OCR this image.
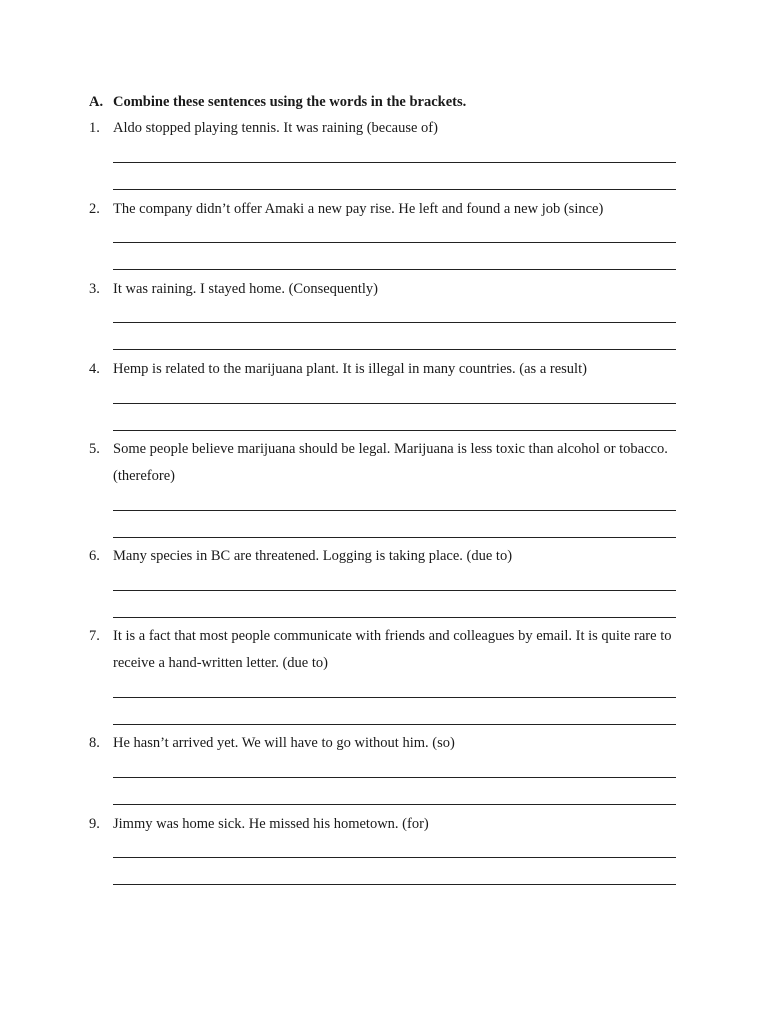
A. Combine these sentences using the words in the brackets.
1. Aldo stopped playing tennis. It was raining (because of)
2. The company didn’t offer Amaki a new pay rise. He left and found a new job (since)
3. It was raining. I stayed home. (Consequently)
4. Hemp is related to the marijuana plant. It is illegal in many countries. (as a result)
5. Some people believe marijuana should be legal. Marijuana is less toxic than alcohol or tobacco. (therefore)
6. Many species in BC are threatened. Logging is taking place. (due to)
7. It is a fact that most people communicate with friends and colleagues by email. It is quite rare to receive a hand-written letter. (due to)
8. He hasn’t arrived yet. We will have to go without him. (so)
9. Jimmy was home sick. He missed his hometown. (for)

########################################

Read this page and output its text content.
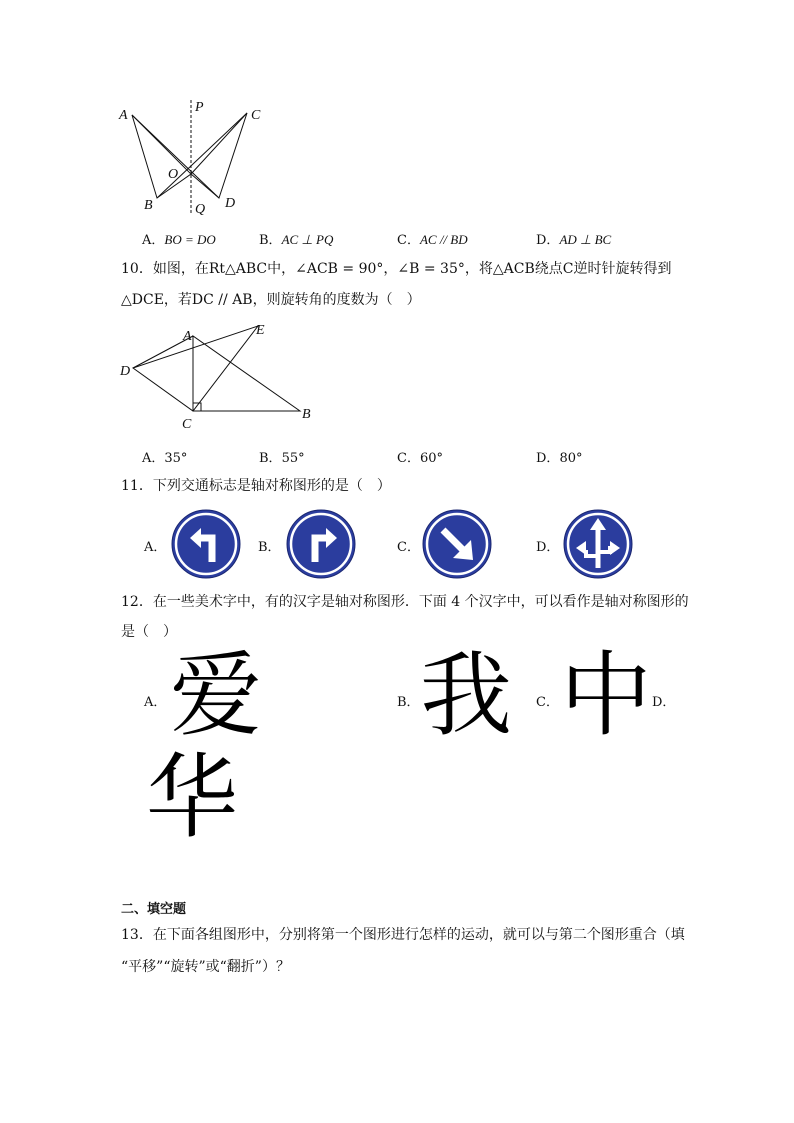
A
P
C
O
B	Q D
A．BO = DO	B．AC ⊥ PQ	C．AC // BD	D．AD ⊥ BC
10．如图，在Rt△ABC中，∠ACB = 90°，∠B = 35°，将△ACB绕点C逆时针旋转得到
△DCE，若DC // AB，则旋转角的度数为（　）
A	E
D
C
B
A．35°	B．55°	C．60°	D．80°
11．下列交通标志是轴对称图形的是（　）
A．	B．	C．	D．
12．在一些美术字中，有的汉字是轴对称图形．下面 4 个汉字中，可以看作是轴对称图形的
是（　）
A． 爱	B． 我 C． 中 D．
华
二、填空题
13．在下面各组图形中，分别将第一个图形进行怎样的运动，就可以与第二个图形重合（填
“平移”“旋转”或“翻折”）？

########################################

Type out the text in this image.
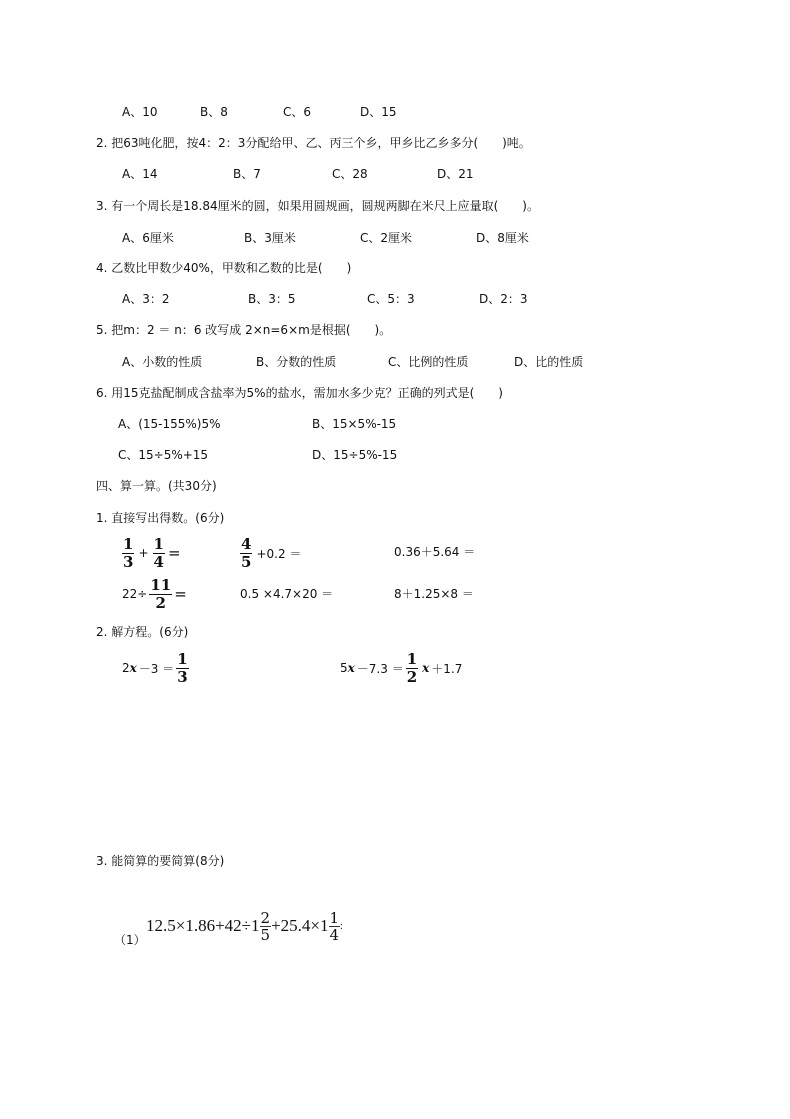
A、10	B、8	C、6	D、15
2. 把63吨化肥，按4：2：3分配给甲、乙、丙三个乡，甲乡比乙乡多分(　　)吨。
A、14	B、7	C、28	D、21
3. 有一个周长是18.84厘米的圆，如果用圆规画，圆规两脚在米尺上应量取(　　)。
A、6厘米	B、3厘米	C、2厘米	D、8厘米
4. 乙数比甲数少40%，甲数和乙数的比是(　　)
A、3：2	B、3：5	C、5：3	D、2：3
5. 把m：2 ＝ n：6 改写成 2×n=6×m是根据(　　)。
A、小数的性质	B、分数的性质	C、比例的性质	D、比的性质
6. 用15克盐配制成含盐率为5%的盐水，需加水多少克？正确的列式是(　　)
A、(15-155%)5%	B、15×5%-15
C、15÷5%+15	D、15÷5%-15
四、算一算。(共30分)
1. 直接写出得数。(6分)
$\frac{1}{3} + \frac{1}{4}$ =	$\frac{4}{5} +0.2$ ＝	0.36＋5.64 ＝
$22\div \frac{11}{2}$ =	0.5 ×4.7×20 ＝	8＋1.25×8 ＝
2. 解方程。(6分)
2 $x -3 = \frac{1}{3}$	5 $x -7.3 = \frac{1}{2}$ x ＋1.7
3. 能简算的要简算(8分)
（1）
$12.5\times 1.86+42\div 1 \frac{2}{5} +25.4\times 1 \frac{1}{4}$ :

########################################

# SET PROBLEM:
Lines that include the word "frac" are to be extracted from the data above.

# EXPECTED ANSWER:
$\frac{1}{3} + \frac{1}{4}$ =	$\frac{4}{5} +0.2$ ＝	0.36＋5.64 ＝
$22\div \frac{11}{2}$ =	0.5 ×4.7×20 ＝	8＋1.25×8 ＝
2 $x -3 = \frac{1}{3}$	5 $x -7.3 = \frac{1}{2}$ x ＋1.7
$12.5\times 1.86+42\div 1 \frac{2}{5} +25.4\times 1 \frac{1}{4}$ :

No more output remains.